§ Goal
Repeat each entry word for word. Leave any images out of the copy.

§ Stored data
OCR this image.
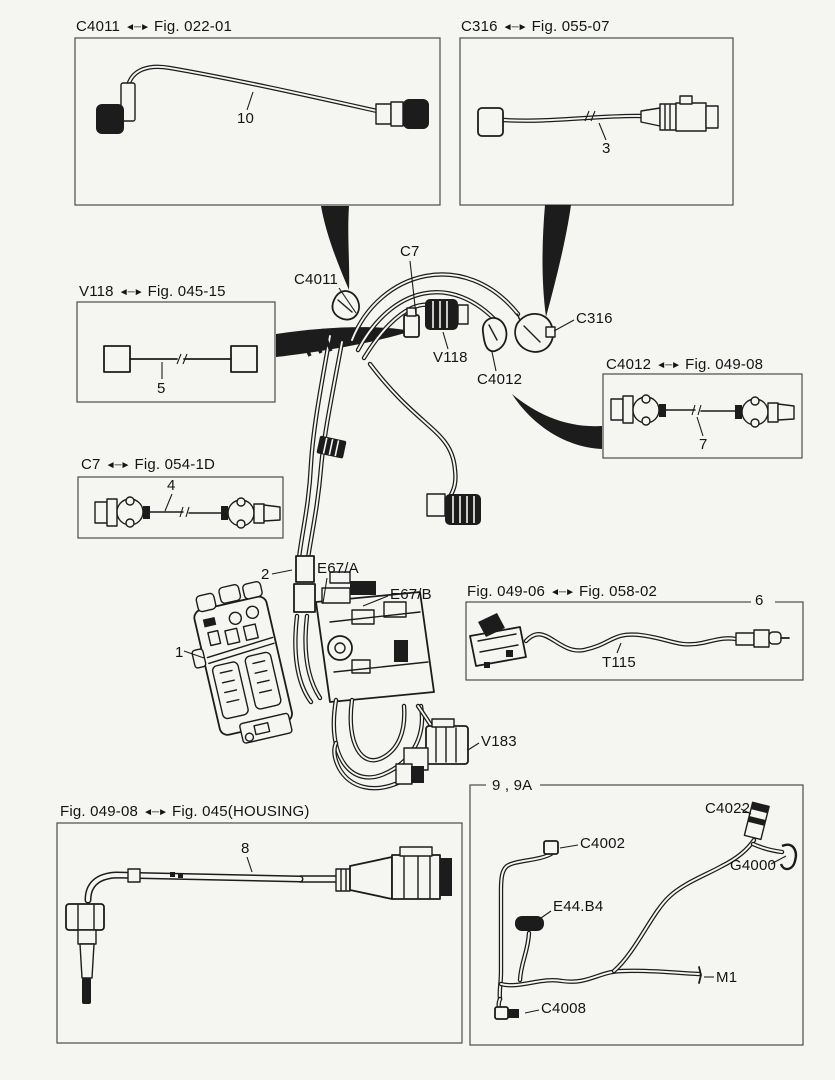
C4011 ◄─► Fig. 022-01	C316 ◄─► Fig. 055-07
V118 ◄─► Fig. 045-15
C7 ◄─► Fig. 054-1D
C4012 ◄─► Fig. 049-08
Fig. 049-06 ◄─► Fig. 058-02
Fig. 049-08 ◄─► Fig. 045(HOUSING)
9 , 9A
10
3
5
4
7
6
8
1
2
C4011
C7
V118
C4012
C316
E67/A
E67/B
V183
T115
C4022
C4002
G4000
E44.B4
M1
C4008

§ Output
OCR this image.
C4011 ◄─► Fig. 022-01	C316 ◄─► Fig. 055-07
V118 ◄─► Fig. 045-15
C7 ◄─► Fig. 054-1D
C4012 ◄─► Fig. 049-08
Fig. 049-06 ◄─► Fig. 058-02
Fig. 049-08 ◄─► Fig. 045(HOUSING)
9 , 9A
10
3
5
4
7
6
8
1
2
C4011
C7
V118
C4012
C316
E67/A
E67/B
V183
T115
C4022
C4002
G4000
E44.B4
M1
C4008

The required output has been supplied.